**Prompt**
Restate the entries below verbatim.

Extracted data entries:
■ ■ ■ ■ ■

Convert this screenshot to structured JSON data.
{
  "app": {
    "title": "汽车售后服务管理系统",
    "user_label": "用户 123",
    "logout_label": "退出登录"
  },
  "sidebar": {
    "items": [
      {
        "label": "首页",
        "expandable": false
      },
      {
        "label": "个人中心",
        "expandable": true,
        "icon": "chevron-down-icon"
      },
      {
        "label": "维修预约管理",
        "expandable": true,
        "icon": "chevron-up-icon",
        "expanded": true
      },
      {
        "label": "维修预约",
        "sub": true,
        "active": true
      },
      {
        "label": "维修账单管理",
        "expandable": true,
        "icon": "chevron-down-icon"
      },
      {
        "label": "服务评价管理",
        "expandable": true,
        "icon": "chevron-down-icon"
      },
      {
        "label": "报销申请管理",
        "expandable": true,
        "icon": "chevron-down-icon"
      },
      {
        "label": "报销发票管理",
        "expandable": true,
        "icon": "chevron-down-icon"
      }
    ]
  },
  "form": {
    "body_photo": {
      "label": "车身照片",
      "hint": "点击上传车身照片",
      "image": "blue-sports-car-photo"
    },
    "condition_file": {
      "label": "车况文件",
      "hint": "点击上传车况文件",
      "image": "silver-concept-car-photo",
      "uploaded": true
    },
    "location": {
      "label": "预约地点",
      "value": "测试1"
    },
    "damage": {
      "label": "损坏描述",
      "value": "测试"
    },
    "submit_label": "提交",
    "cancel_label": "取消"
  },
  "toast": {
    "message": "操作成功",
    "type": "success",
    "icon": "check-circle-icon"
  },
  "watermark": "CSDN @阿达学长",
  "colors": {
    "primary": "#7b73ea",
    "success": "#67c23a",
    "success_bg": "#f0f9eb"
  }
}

■ ■ ■ ■ ■

**Right answer**
Convert this screenshot to structured JSON data.
{
  "app": {
    "title": "汽车售后服务管理系统",
    "user_label": "用户 123",
    "logout_label": "退出登录"
  },
  "sidebar": {
    "items": [
      {
        "label": "首页",
        "expandable": false
      },
      {
        "label": "个人中心",
        "expandable": true,
        "icon": "chevron-down-icon"
      },
      {
        "label": "维修预约管理",
        "expandable": true,
        "icon": "chevron-up-icon",
        "expanded": true
      },
      {
        "label": "维修预约",
        "sub": true,
        "active": true
      },
      {
        "label": "维修账单管理",
        "expandable": true,
        "icon": "chevron-down-icon"
      },
      {
        "label": "服务评价管理",
        "expandable": true,
        "icon": "chevron-down-icon"
      },
      {
        "label": "报销申请管理",
        "expandable": true,
        "icon": "chevron-down-icon"
      },
      {
        "label": "报销发票管理",
        "expandable": true,
        "icon": "chevron-down-icon"
      }
    ]
  },
  "form": {
    "body_photo": {
      "label": "车身照片",
      "hint": "点击上传车身照片",
      "image": "blue-sports-car-photo"
    },
    "condition_file": {
      "label": "车况文件",
      "hint": "点击上传车况文件",
      "image": "silver-concept-car-photo",
      "uploaded": true
    },
    "location": {
      "label": "预约地点",
      "value": "测试1"
    },
    "damage": {
      "label": "损坏描述",
      "value": "测试"
    },
    "submit_label": "提交",
    "cancel_label": "取消"
  },
  "toast": {
    "message": "操作成功",
    "type": "success",
    "icon": "check-circle-icon"
  },
  "watermark": "CSDN @阿达学长",
  "colors": {
    "primary": "#7b73ea",
    "success": "#67c23a",
    "success_bg": "#f0f9eb"
  }
}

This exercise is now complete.